> **PROBLEM DETAILS**
Copy each line in which the string "manchas" occurs.

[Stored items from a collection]
-- -- --

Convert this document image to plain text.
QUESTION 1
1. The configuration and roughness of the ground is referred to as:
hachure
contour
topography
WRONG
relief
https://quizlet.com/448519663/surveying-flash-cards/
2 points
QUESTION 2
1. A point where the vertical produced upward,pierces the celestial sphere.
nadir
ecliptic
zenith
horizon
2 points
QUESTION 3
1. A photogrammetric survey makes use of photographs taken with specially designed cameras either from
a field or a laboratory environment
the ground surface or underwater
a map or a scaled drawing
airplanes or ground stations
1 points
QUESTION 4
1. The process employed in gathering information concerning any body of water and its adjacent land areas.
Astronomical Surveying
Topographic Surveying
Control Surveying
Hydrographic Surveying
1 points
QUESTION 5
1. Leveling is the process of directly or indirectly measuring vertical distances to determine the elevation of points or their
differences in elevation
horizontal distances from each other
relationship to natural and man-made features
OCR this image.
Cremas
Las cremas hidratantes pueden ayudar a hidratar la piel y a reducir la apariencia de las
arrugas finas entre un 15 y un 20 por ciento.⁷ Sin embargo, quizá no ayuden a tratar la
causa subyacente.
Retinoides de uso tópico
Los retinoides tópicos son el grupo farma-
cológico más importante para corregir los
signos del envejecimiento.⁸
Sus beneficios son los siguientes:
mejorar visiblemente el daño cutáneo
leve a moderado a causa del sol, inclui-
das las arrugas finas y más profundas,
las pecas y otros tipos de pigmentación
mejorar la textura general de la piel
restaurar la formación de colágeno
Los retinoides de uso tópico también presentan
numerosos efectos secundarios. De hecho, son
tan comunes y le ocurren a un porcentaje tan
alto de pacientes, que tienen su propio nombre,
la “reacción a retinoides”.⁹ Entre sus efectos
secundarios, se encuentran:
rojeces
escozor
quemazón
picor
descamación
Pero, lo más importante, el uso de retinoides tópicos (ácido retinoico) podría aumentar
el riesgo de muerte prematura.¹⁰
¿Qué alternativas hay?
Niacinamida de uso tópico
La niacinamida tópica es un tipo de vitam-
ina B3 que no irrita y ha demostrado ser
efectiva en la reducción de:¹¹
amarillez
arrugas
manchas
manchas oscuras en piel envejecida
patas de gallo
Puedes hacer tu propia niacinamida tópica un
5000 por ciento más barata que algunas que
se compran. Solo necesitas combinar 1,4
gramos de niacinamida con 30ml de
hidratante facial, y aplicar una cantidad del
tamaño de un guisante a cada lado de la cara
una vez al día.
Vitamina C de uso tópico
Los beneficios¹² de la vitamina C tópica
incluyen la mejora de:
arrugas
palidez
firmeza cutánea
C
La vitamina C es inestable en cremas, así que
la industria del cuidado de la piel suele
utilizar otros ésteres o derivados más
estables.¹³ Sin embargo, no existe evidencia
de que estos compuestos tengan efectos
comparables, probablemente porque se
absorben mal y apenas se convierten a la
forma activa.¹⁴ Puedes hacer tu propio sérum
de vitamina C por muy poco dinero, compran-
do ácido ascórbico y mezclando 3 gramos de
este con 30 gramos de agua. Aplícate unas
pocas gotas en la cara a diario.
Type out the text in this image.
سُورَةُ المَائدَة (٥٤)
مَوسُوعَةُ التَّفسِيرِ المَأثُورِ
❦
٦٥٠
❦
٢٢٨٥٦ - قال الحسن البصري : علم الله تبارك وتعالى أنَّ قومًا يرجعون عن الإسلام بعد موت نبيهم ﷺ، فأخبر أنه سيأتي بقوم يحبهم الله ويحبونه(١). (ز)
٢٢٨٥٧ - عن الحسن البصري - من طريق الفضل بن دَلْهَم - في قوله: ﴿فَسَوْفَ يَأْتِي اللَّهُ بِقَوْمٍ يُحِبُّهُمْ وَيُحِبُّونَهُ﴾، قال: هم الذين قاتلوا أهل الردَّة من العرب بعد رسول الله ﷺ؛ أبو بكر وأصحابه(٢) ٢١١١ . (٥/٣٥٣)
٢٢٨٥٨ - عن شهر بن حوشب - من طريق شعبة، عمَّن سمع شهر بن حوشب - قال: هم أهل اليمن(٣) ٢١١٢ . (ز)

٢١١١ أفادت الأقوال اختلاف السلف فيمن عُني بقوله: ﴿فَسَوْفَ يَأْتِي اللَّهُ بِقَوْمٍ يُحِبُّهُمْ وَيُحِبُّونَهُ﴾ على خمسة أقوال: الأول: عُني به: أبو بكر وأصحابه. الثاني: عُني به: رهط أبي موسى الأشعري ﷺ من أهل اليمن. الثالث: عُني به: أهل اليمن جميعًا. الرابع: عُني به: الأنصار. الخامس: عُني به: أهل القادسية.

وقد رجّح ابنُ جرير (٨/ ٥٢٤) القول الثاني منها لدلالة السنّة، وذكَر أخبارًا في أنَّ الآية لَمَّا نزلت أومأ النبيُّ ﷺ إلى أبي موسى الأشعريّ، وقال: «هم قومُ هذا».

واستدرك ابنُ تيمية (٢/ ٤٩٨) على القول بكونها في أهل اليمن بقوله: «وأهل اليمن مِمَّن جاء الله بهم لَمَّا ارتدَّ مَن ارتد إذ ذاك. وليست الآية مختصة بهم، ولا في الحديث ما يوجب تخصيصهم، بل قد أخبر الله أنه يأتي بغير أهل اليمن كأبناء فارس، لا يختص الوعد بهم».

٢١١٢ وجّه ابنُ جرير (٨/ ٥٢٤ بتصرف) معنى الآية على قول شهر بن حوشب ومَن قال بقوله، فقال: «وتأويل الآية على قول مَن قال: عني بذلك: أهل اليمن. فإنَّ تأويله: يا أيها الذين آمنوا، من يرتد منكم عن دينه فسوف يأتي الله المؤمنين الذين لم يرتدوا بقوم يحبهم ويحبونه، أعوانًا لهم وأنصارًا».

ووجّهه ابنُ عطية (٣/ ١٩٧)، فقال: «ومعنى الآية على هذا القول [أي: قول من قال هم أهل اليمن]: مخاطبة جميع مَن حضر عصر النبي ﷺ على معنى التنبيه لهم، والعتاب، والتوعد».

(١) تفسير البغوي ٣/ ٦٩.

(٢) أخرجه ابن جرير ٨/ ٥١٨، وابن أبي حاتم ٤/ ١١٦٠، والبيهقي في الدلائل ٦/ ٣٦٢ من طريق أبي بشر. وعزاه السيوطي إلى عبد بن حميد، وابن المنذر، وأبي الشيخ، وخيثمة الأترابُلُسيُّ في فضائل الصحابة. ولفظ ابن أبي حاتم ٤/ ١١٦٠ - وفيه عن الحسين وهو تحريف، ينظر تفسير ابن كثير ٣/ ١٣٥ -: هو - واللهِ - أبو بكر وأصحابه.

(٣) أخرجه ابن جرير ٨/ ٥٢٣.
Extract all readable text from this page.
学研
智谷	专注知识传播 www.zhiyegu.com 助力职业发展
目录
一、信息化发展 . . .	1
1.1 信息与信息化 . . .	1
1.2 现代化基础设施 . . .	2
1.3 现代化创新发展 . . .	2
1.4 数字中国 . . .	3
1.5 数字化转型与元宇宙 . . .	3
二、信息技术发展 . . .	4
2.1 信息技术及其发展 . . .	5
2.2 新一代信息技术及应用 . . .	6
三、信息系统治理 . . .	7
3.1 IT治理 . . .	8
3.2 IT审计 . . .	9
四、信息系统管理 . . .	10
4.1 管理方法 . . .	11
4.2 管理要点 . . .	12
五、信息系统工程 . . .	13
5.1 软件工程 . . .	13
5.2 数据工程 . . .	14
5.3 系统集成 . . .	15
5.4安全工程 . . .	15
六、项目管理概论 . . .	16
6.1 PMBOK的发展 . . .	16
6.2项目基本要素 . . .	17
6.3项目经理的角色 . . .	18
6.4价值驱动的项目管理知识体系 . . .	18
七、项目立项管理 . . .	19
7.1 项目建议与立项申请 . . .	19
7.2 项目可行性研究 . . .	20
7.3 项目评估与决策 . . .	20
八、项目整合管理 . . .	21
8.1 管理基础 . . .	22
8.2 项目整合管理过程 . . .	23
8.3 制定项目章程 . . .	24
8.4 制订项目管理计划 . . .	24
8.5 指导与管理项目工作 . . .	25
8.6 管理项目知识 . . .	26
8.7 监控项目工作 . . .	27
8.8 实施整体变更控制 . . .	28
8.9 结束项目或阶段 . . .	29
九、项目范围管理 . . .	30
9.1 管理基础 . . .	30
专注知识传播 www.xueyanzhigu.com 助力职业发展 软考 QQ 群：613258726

-- -- --

> **RESULT FOR THIS EXERCISE**
manchas
manchas oscuras en piel envejecida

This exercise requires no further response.